━━ Dataset excerpts
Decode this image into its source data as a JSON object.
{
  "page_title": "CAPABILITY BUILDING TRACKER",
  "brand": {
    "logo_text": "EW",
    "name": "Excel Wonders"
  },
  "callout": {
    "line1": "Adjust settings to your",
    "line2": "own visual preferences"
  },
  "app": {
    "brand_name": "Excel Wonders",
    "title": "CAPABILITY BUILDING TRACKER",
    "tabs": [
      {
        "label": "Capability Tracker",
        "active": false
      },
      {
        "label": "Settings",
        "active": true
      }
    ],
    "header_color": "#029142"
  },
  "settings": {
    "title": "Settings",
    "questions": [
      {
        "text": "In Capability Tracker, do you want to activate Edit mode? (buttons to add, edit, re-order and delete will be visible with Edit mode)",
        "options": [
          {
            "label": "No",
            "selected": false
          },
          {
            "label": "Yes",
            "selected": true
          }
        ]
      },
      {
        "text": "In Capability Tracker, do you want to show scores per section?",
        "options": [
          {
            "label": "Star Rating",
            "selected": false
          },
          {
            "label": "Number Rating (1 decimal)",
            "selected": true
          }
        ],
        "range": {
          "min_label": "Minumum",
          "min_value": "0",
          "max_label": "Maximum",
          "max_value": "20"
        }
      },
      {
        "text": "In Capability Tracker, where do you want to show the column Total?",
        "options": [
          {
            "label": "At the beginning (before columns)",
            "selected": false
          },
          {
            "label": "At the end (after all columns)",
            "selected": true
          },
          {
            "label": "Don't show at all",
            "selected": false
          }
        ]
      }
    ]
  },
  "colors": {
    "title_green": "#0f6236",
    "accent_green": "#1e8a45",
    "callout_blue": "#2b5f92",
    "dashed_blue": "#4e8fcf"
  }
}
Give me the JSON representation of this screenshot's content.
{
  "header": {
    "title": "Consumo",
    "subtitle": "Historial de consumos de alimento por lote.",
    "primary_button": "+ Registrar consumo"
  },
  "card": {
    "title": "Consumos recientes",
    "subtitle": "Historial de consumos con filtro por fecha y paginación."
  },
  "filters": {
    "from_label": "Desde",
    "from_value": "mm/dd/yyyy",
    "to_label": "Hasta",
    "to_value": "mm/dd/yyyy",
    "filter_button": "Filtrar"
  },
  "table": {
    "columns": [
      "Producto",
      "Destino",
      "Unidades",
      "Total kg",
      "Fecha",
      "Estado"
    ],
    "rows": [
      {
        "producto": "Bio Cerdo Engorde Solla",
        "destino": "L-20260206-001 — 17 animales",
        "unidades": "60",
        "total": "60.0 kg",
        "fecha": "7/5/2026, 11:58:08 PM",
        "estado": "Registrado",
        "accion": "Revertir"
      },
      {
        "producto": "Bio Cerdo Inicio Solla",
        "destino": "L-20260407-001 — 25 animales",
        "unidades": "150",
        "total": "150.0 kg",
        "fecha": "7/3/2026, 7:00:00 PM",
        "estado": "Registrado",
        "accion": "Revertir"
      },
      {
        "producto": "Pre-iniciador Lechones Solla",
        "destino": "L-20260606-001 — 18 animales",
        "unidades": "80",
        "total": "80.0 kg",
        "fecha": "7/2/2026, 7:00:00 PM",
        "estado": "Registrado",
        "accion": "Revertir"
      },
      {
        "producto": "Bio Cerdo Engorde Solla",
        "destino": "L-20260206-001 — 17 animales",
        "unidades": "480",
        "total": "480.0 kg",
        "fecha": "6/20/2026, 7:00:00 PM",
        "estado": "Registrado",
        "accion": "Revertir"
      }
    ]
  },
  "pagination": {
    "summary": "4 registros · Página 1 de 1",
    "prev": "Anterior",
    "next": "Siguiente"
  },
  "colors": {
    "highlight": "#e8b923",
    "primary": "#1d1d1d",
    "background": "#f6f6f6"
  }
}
━━━━
Exercise instructions:
The answer is the number of lines in the preceding material that hold "want"; write that number and nothing else.

Task result:
3